**What this task involves:** Return the records exactly as they are.

[Some records]

>>>

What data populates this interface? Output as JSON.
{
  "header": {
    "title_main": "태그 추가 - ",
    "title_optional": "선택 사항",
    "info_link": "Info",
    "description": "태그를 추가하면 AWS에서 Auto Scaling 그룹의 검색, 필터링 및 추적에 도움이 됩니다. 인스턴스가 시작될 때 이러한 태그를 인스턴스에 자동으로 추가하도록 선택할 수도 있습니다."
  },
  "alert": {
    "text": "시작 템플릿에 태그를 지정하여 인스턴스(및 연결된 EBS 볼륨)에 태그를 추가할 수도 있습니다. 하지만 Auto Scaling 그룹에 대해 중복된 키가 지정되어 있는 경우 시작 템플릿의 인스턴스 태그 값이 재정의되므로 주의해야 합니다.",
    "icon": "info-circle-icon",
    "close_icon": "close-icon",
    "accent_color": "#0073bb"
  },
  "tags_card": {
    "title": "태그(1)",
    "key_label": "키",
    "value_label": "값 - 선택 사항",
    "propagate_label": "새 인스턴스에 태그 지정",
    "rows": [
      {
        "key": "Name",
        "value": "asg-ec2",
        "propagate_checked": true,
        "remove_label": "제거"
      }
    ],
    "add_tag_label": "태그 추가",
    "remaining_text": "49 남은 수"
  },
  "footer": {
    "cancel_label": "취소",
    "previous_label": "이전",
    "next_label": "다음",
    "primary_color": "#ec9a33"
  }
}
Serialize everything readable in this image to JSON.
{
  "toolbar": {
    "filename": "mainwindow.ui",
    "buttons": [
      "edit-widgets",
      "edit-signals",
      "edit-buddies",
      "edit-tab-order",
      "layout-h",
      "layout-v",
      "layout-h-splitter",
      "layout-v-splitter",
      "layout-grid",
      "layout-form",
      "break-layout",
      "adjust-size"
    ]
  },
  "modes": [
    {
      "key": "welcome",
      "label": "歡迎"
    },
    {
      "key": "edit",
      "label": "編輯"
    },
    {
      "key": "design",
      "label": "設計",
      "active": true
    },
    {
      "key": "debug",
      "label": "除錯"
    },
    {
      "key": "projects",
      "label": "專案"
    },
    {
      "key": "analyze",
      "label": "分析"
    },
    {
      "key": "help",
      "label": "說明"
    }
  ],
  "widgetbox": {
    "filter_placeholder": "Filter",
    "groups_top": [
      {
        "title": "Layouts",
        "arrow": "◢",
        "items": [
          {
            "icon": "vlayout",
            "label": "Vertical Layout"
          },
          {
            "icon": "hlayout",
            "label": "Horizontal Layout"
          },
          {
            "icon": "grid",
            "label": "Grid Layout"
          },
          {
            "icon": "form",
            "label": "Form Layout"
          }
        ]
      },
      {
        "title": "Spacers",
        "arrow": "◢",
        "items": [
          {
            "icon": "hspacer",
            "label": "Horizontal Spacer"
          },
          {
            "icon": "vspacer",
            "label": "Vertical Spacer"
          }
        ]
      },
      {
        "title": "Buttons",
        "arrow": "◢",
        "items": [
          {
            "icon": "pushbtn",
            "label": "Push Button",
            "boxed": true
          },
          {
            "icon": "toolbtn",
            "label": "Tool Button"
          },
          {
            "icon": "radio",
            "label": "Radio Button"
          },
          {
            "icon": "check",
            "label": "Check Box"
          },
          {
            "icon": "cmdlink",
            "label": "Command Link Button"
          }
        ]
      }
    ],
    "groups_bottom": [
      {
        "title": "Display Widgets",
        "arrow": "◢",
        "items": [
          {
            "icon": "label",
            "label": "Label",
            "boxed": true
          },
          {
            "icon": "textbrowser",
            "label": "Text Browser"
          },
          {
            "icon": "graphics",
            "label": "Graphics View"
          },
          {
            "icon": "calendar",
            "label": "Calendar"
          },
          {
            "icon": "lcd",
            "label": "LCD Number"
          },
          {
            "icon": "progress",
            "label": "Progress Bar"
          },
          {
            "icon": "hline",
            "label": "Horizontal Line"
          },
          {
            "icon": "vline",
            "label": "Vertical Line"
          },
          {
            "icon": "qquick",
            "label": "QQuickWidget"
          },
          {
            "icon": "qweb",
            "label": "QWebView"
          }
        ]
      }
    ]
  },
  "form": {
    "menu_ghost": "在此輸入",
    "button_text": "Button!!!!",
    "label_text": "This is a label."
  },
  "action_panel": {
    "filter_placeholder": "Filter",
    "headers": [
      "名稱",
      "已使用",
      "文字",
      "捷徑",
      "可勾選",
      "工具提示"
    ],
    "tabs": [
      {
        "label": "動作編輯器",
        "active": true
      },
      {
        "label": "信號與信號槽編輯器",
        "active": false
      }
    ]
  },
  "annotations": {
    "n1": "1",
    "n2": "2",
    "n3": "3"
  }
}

<<<

**Answer to the problem:**
What data populates this interface? Output as JSON.
{
  "header": {
    "title_main": "태그 추가 - ",
    "title_optional": "선택 사항",
    "info_link": "Info",
    "description": "태그를 추가하면 AWS에서 Auto Scaling 그룹의 검색, 필터링 및 추적에 도움이 됩니다. 인스턴스가 시작될 때 이러한 태그를 인스턴스에 자동으로 추가하도록 선택할 수도 있습니다."
  },
  "alert": {
    "text": "시작 템플릿에 태그를 지정하여 인스턴스(및 연결된 EBS 볼륨)에 태그를 추가할 수도 있습니다. 하지만 Auto Scaling 그룹에 대해 중복된 키가 지정되어 있는 경우 시작 템플릿의 인스턴스 태그 값이 재정의되므로 주의해야 합니다.",
    "icon": "info-circle-icon",
    "close_icon": "close-icon",
    "accent_color": "#0073bb"
  },
  "tags_card": {
    "title": "태그(1)",
    "key_label": "키",
    "value_label": "값 - 선택 사항",
    "propagate_label": "새 인스턴스에 태그 지정",
    "rows": [
      {
        "key": "Name",
        "value": "asg-ec2",
        "propagate_checked": true,
        "remove_label": "제거"
      }
    ],
    "add_tag_label": "태그 추가",
    "remaining_text": "49 남은 수"
  },
  "footer": {
    "cancel_label": "취소",
    "previous_label": "이전",
    "next_label": "다음",
    "primary_color": "#ec9a33"
  }
}
Serialize everything readable in this image to JSON.
{
  "toolbar": {
    "filename": "mainwindow.ui",
    "buttons": [
      "edit-widgets",
      "edit-signals",
      "edit-buddies",
      "edit-tab-order",
      "layout-h",
      "layout-v",
      "layout-h-splitter",
      "layout-v-splitter",
      "layout-grid",
      "layout-form",
      "break-layout",
      "adjust-size"
    ]
  },
  "modes": [
    {
      "key": "welcome",
      "label": "歡迎"
    },
    {
      "key": "edit",
      "label": "編輯"
    },
    {
      "key": "design",
      "label": "設計",
      "active": true
    },
    {
      "key": "debug",
      "label": "除錯"
    },
    {
      "key": "projects",
      "label": "專案"
    },
    {
      "key": "analyze",
      "label": "分析"
    },
    {
      "key": "help",
      "label": "說明"
    }
  ],
  "widgetbox": {
    "filter_placeholder": "Filter",
    "groups_top": [
      {
        "title": "Layouts",
        "arrow": "◢",
        "items": [
          {
            "icon": "vlayout",
            "label": "Vertical Layout"
          },
          {
            "icon": "hlayout",
            "label": "Horizontal Layout"
          },
          {
            "icon": "grid",
            "label": "Grid Layout"
          },
          {
            "icon": "form",
            "label": "Form Layout"
          }
        ]
      },
      {
        "title": "Spacers",
        "arrow": "◢",
        "items": [
          {
            "icon": "hspacer",
            "label": "Horizontal Spacer"
          },
          {
            "icon": "vspacer",
            "label": "Vertical Spacer"
          }
        ]
      },
      {
        "title": "Buttons",
        "arrow": "◢",
        "items": [
          {
            "icon": "pushbtn",
            "label": "Push Button",
            "boxed": true
          },
          {
            "icon": "toolbtn",
            "label": "Tool Button"
          },
          {
            "icon": "radio",
            "label": "Radio Button"
          },
          {
            "icon": "check",
            "label": "Check Box"
          },
          {
            "icon": "cmdlink",
            "label": "Command Link Button"
          }
        ]
      }
    ],
    "groups_bottom": [
      {
        "title": "Display Widgets",
        "arrow": "◢",
        "items": [
          {
            "icon": "label",
            "label": "Label",
            "boxed": true
          },
          {
            "icon": "textbrowser",
            "label": "Text Browser"
          },
          {
            "icon": "graphics",
            "label": "Graphics View"
          },
          {
            "icon": "calendar",
            "label": "Calendar"
          },
          {
            "icon": "lcd",
            "label": "LCD Number"
          },
          {
            "icon": "progress",
            "label": "Progress Bar"
          },
          {
            "icon": "hline",
            "label": "Horizontal Line"
          },
          {
            "icon": "vline",
            "label": "Vertical Line"
          },
          {
            "icon": "qquick",
            "label": "QQuickWidget"
          },
          {
            "icon": "qweb",
            "label": "QWebView"
          }
        ]
      }
    ]
  },
  "form": {
    "menu_ghost": "在此輸入",
    "button_text": "Button!!!!",
    "label_text": "This is a label."
  },
  "action_panel": {
    "filter_placeholder": "Filter",
    "headers": [
      "名稱",
      "已使用",
      "文字",
      "捷徑",
      "可勾選",
      "工具提示"
    ],
    "tabs": [
      {
        "label": "動作編輯器",
        "active": true
      },
      {
        "label": "信號與信號槽編輯器",
        "active": false
      }
    ]
  },
  "annotations": {
    "n1": "1",
    "n2": "2",
    "n3": "3"
  }
}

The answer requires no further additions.